» WHAT THE EXERCISE ASKS: Pick out the lines below with "ylabel" and list them.

[Records excerpted from a collection]
=-=-=-=-=

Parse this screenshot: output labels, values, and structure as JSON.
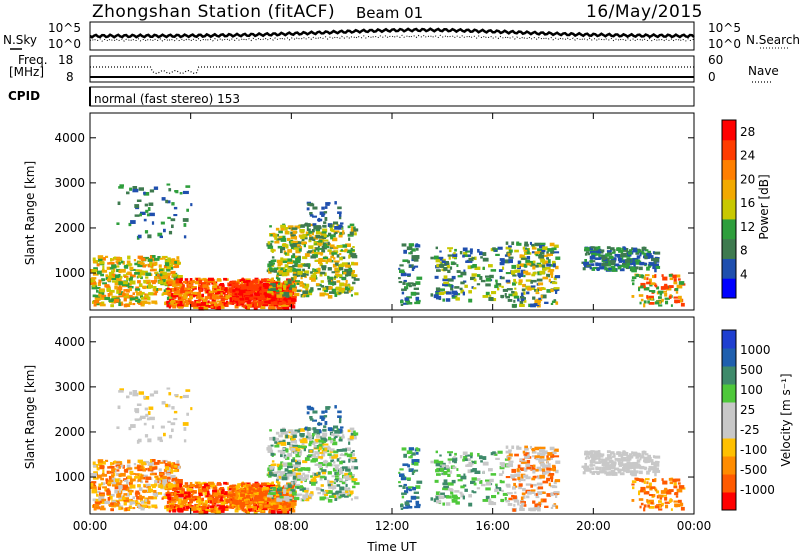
{
  "header": {
    "title": "Zhongshan Station (fitACF)",
    "beam": "Beam 01",
    "date": "16/May/2015"
  },
  "top_panel": {
    "left_label": "N.Sky",
    "right_label": "N.Search",
    "left_ticks": [
      "10^5",
      "10^0"
    ],
    "right_ticks": [
      "10^5",
      "10^0"
    ]
  },
  "freq_panel": {
    "left_label_1": "Freq.",
    "left_label_2": "[MHz]",
    "right_label": "Nave",
    "left_ticks": [
      "18",
      "8"
    ],
    "right_ticks": [
      "60",
      "0"
    ]
  },
  "cpid": {
    "label": "CPID",
    "value": "normal (fast stereo) 153"
  },
  "colors": {
    "power_scale": [
      "#0000ff",
      "#1f4fae",
      "#3e7a4f",
      "#2e9e3c",
      "#c8c800",
      "#f2a900",
      "#ff7f00",
      "#ff3c00",
      "#ff0000"
    ],
    "velocity_scale": [
      "#ff0000",
      "#ff5a00",
      "#ff8c00",
      "#ffc000",
      "#c8c8c8",
      "#c8c8c8",
      "#4ec83a",
      "#3e8a6a",
      "#1f5fae",
      "#1f3fd0"
    ]
  },
  "chart_data": [
    {
      "type": "heatmap",
      "title": "",
      "xlabel": "",
      "ylabel": "Slant Range [km]",
      "x_ticks": [
        "00:00",
        "04:00",
        "08:00",
        "12:00",
        "16:00",
        "20:00",
        "00:00"
      ],
      "y_ticks": [
        1000,
        2000,
        3000,
        4000
      ],
      "ylim": [
        180,
        4550
      ],
      "xlim_hours": [
        0,
        24
      ],
      "colorbar_label": "Power [dB]",
      "colorbar_ticks": [
        4,
        8,
        12,
        16,
        20,
        24,
        28
      ],
      "colorbar_range": [
        0,
        30
      ]
    },
    {
      "type": "heatmap",
      "title": "",
      "xlabel": "Time UT",
      "ylabel": "Slant Range [km]",
      "x_ticks": [
        "00:00",
        "04:00",
        "08:00",
        "12:00",
        "16:00",
        "20:00",
        "00:00"
      ],
      "y_ticks": [
        1000,
        2000,
        3000,
        4000
      ],
      "ylim": [
        180,
        4550
      ],
      "xlim_hours": [
        0,
        24
      ],
      "colorbar_label": "Velocity [m s⁻¹]",
      "colorbar_ticks": [
        "1000",
        "500",
        "100",
        "25",
        "-25",
        "-100",
        "-500",
        "-1000"
      ]
    }
  ]
}
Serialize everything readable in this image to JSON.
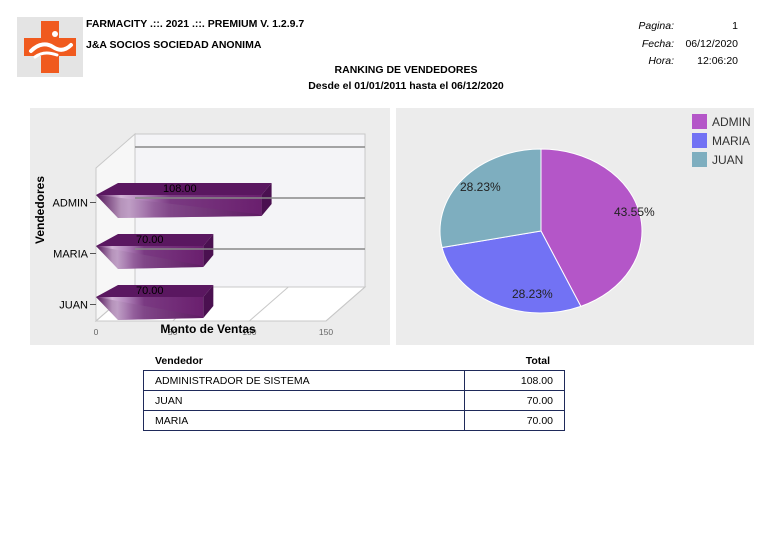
{
  "header": {
    "app_title": "FARMACITY .::. 2021 .::. PREMIUM V. 1.2.9.7",
    "company": "J&A SOCIOS SOCIEDAD ANONIMA",
    "pagina_label": "Pagina:",
    "pagina_value": "1",
    "fecha_label": "Fecha:",
    "fecha_value": "06/12/2020",
    "hora_label": "Hora:",
    "hora_value": "12:06:20"
  },
  "report": {
    "title": "RANKING DE VENDEDORES",
    "subtitle": "Desde el 01/01/2011 hasta el 06/12/2020"
  },
  "colors": {
    "bar": "#6a1f6e",
    "admin": "#b456c8",
    "maria": "#7272f4",
    "juan": "#7eaebf",
    "panel": "#ececec"
  },
  "chart_data": [
    {
      "type": "bar",
      "orientation": "horizontal",
      "categories": [
        "ADMIN",
        "MARIA",
        "JUAN"
      ],
      "values": [
        108.0,
        70.0,
        70.0
      ],
      "value_labels": [
        "108.00",
        "70.00",
        "70.00"
      ],
      "xlabel": "Monto de Ventas",
      "ylabel": "Vendedores",
      "xlim": [
        0,
        150
      ],
      "xticks": [
        "0",
        "50",
        "100",
        "150"
      ],
      "grid": true,
      "three_d": true
    },
    {
      "type": "pie",
      "labels": [
        "ADMIN",
        "MARIA",
        "JUAN"
      ],
      "values": [
        43.55,
        28.23,
        28.23
      ],
      "slice_labels": [
        "43.55%",
        "28.23%",
        "28.23%"
      ],
      "legend": "top-right",
      "colors": [
        "#b456c8",
        "#7272f4",
        "#7eaebf"
      ]
    }
  ],
  "table": {
    "headers": {
      "vendedor": "Vendedor",
      "total": "Total"
    },
    "rows": [
      {
        "vendedor": "ADMINISTRADOR DE SISTEMA",
        "total": "108.00"
      },
      {
        "vendedor": "JUAN",
        "total": "70.00"
      },
      {
        "vendedor": "MARIA",
        "total": "70.00"
      }
    ]
  }
}
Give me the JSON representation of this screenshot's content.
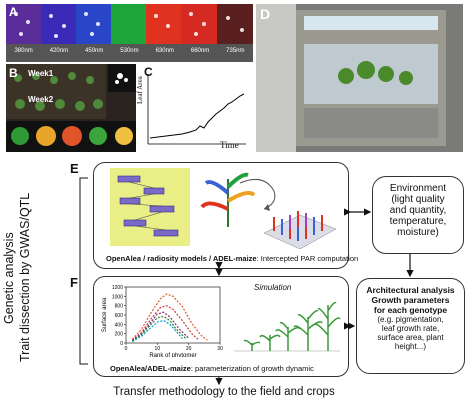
{
  "colors": {
    "box_border": "#333333",
    "dashed_curve_1": "#e05a2a",
    "dashed_curve_2": "#c63b3b",
    "dashed_curve_3": "#7a2e7a",
    "dashed_curve_4": "#2e7d32",
    "dashed_curve_5": "#00a0c8"
  },
  "panels": {
    "A": {
      "label": "A",
      "wavelengths": [
        "380nm",
        "420nm",
        "450nm",
        "530nm",
        "630nm",
        "660nm",
        "735nm"
      ]
    },
    "B": {
      "label": "B",
      "week1": "Week1",
      "week2": "Week2"
    },
    "C": {
      "label": "C",
      "ylabel": "Leaf Area",
      "xlabel": "Time"
    },
    "D": {
      "label": "D"
    },
    "E": {
      "label": "E",
      "caption_bold": "OpenAlea / radiosity models / ADEL-maize",
      "caption_rest": ": Intercepted PAR computation"
    },
    "F": {
      "label": "F",
      "caption_bold": "OpenAlea/ADEL-maize",
      "caption_rest": ": parameterization  of growth dynamic",
      "simulation_label": "Simulation"
    }
  },
  "environment": {
    "title": "Environment",
    "lines": [
      "(light quality",
      "and quantity,",
      "temperature,",
      "moisture)"
    ]
  },
  "architecture": {
    "title_lines": [
      "Architectural analysis",
      "Growth parameters",
      "for each genotype"
    ],
    "lines": [
      "(e.g. pigmentation,",
      "leaf growth rate,",
      "surface area, plant",
      "height...)"
    ]
  },
  "side": {
    "line1": "Genetic analysis",
    "line2": "Trait dissection by GWAS/QTL"
  },
  "bottom": {
    "text": "Transfer methodology to the field and crops"
  },
  "chart_data": {
    "type": "line",
    "xlabel": "Rank of phytomer",
    "ylabel": "Surface area",
    "xlim": [
      0,
      30
    ],
    "ylim": [
      0,
      1200
    ],
    "xticks": [
      "0",
      "10",
      "20",
      "30"
    ],
    "yticks": [
      "0",
      "200",
      "400",
      "600",
      "800",
      "1000",
      "1200"
    ],
    "series": [
      {
        "color": "#e05a2a",
        "points": [
          [
            2,
            80
          ],
          [
            5,
            300
          ],
          [
            8,
            650
          ],
          [
            11,
            950
          ],
          [
            13,
            1050
          ],
          [
            15,
            1000
          ],
          [
            18,
            780
          ],
          [
            21,
            420
          ],
          [
            24,
            160
          ],
          [
            26,
            60
          ]
        ]
      },
      {
        "color": "#c63b3b",
        "points": [
          [
            2,
            60
          ],
          [
            5,
            230
          ],
          [
            8,
            520
          ],
          [
            11,
            760
          ],
          [
            13,
            800
          ],
          [
            15,
            720
          ],
          [
            18,
            480
          ],
          [
            21,
            200
          ],
          [
            23,
            80
          ]
        ]
      },
      {
        "color": "#7a2e7a",
        "points": [
          [
            2,
            50
          ],
          [
            5,
            200
          ],
          [
            8,
            450
          ],
          [
            10,
            620
          ],
          [
            12,
            660
          ],
          [
            14,
            560
          ],
          [
            17,
            300
          ],
          [
            20,
            100
          ]
        ]
      },
      {
        "color": "#2e7d32",
        "points": [
          [
            2,
            40
          ],
          [
            5,
            180
          ],
          [
            8,
            400
          ],
          [
            10,
            540
          ],
          [
            12,
            570
          ],
          [
            14,
            480
          ],
          [
            16,
            300
          ],
          [
            19,
            100
          ]
        ]
      },
      {
        "color": "#00a0c8",
        "points": [
          [
            2,
            30
          ],
          [
            5,
            150
          ],
          [
            8,
            330
          ],
          [
            10,
            450
          ],
          [
            12,
            480
          ],
          [
            14,
            400
          ],
          [
            16,
            250
          ],
          [
            18,
            90
          ]
        ]
      }
    ]
  }
}
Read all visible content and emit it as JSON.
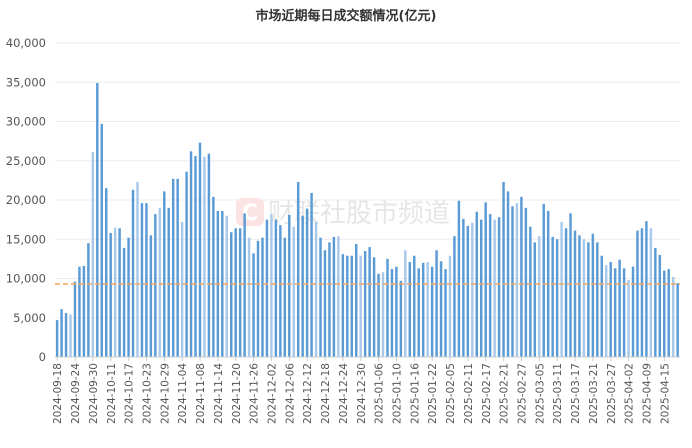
{
  "chart_data": {
    "type": "bar",
    "title": "市场近期每日成交额情况(亿元)",
    "xlabel": "",
    "ylabel": "",
    "ylim": [
      0,
      40000
    ],
    "yticks": [
      0,
      5000,
      10000,
      15000,
      20000,
      25000,
      30000,
      35000,
      40000
    ],
    "ytick_labels": [
      "0",
      "5,000",
      "10,000",
      "15,000",
      "20,000",
      "25,000",
      "30,000",
      "35,000",
      "40,000"
    ],
    "grid": true,
    "tick_every_n_bars": 4,
    "tick_labels": [
      "2024-09-18",
      "2024-09-24",
      "2024-09-30",
      "2024-10-11",
      "2024-10-17",
      "2024-10-23",
      "2024-10-29",
      "2024-11-04",
      "2024-11-08",
      "2024-11-14",
      "2024-11-20",
      "2024-11-26",
      "2024-12-02",
      "2024-12-06",
      "2024-12-12",
      "2024-12-18",
      "2024-12-24",
      "2024-12-30",
      "2025-01-06",
      "2025-01-10",
      "2025-01-16",
      "2025-01-22",
      "2025-02-05",
      "2025-02-11",
      "2025-02-17",
      "2025-02-21",
      "2025-02-27",
      "2025-03-05",
      "2025-03-11",
      "2025-03-17",
      "2025-03-21",
      "2025-03-27",
      "2025-04-02",
      "2025-04-09",
      "2025-04-15"
    ],
    "series": [
      {
        "name": "成交额",
        "color": "#5B9BD5",
        "values": [
          4700,
          6100,
          5600,
          5400,
          9600,
          11500,
          11600,
          14500,
          26100,
          34900,
          29700,
          21500,
          15800,
          16500,
          16400,
          13900,
          15200,
          21300,
          22300,
          19600,
          19600,
          15500,
          18200,
          19000,
          21100,
          19000,
          22700,
          22700,
          17200,
          23600,
          26200,
          25600,
          27300,
          25500,
          25900,
          20400,
          18600,
          18600,
          18000,
          15900,
          16400,
          16400,
          18300,
          15200,
          13200,
          14800,
          15200,
          17500,
          18200,
          17500,
          16800,
          15200,
          18100,
          16600,
          22300,
          18000,
          18900,
          20900,
          17200,
          15200,
          13600,
          14600,
          15300,
          15400,
          13100,
          12900,
          12900,
          14400,
          12900,
          13500,
          14000,
          12700,
          10600,
          10800,
          12500,
          11200,
          11500,
          9700,
          13600,
          12100,
          12900,
          11300,
          12000,
          12100,
          11500,
          13600,
          12200,
          11200,
          12900,
          15400,
          19900,
          17600,
          16700,
          17100,
          18500,
          17500,
          19700,
          18200,
          17500,
          17800,
          22300,
          21100,
          19200,
          19600,
          20400,
          19000,
          16600,
          14600,
          15400,
          19500,
          18600,
          15300,
          15000,
          17200,
          16400,
          18300,
          16100,
          15500,
          15000,
          14600,
          15700,
          14600,
          12900,
          11700,
          12100,
          11300,
          12400,
          11300,
          9800,
          11500,
          16100,
          16400,
          17300,
          16400,
          13900,
          13000,
          11000,
          11200,
          10200,
          9400
        ]
      },
      {
        "name": "平均线",
        "type": "line",
        "style": "dashed",
        "color": "#F4A460",
        "value": 9300
      }
    ]
  },
  "watermark": {
    "text": "财联社股市频道",
    "logo_letter": "C"
  }
}
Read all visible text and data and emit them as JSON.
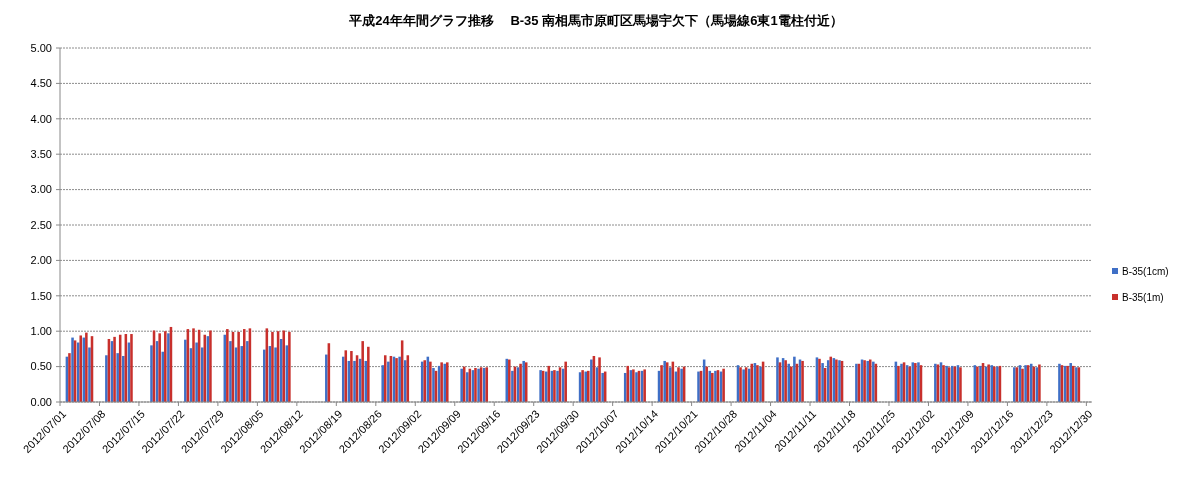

=-=-=-=-=

» THE RESPONSE:
      "ylabel": "Slant Range [km]",
      "ylabel": "Slant Range [km]",
      "ylabel": "Vendedores",
      "ylabel": "Leaf Area",
    "ylabel": "Surface area",
    "ylabel": "",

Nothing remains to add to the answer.